-- start of SUPPLIED ENTRIES --

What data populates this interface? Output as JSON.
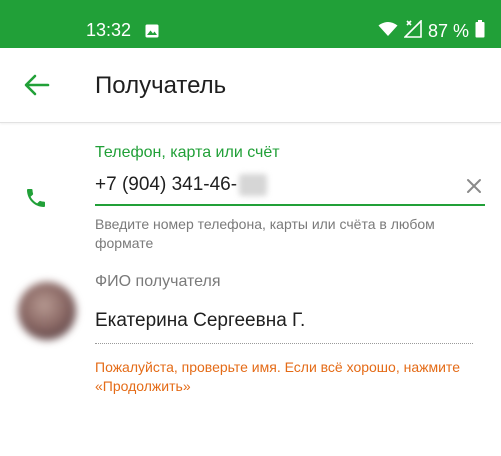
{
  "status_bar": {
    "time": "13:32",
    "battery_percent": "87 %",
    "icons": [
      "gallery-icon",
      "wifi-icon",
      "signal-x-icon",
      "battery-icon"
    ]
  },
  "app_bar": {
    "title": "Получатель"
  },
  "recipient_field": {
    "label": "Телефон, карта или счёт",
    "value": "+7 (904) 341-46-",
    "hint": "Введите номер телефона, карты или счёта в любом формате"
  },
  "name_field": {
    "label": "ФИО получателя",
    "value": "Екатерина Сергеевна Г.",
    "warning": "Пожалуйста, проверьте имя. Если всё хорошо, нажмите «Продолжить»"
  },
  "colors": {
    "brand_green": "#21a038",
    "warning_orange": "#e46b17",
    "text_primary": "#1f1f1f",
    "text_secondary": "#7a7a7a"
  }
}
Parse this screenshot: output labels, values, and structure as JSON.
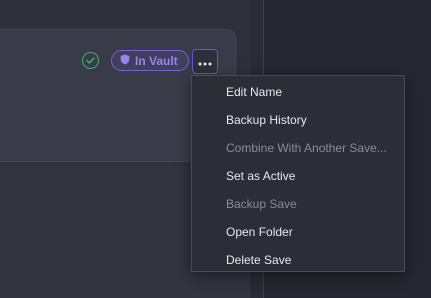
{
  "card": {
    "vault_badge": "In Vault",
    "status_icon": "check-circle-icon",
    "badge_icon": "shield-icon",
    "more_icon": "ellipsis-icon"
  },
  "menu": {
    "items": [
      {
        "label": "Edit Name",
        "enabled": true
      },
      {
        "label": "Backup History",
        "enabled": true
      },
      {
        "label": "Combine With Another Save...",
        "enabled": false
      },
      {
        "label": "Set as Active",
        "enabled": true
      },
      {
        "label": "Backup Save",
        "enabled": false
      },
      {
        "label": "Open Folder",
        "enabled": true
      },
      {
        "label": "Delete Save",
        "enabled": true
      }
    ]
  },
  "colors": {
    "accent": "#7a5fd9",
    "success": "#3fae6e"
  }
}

-- end of SUPPLIED ENTRIES --

Print every record above exactly as written, leaving out the pictures.

What data populates this interface? Output as JSON.
{
  "status_bar": {
    "time": "13:32",
    "battery_percent": "87 %",
    "icons": [
      "gallery-icon",
      "wifi-icon",
      "signal-x-icon",
      "battery-icon"
    ]
  },
  "app_bar": {
    "title": "Получатель"
  },
  "recipient_field": {
    "label": "Телефон, карта или счёт",
    "value": "+7 (904) 341-46-",
    "hint": "Введите номер телефона, карты или счёта в любом формате"
  },
  "name_field": {
    "label": "ФИО получателя",
    "value": "Екатерина Сергеевна Г.",
    "warning": "Пожалуйста, проверьте имя. Если всё хорошо, нажмите «Продолжить»"
  },
  "colors": {
    "brand_green": "#21a038",
    "warning_orange": "#e46b17",
    "text_primary": "#1f1f1f",
    "text_secondary": "#7a7a7a"
  }
}
Parse this screenshot: output labels, values, and structure as JSON.
{
  "card": {
    "vault_badge": "In Vault",
    "status_icon": "check-circle-icon",
    "badge_icon": "shield-icon",
    "more_icon": "ellipsis-icon"
  },
  "menu": {
    "items": [
      {
        "label": "Edit Name",
        "enabled": true
      },
      {
        "label": "Backup History",
        "enabled": true
      },
      {
        "label": "Combine With Another Save...",
        "enabled": false
      },
      {
        "label": "Set as Active",
        "enabled": true
      },
      {
        "label": "Backup Save",
        "enabled": false
      },
      {
        "label": "Open Folder",
        "enabled": true
      },
      {
        "label": "Delete Save",
        "enabled": true
      }
    ]
  },
  "colors": {
    "accent": "#7a5fd9",
    "success": "#3fae6e"
  }
}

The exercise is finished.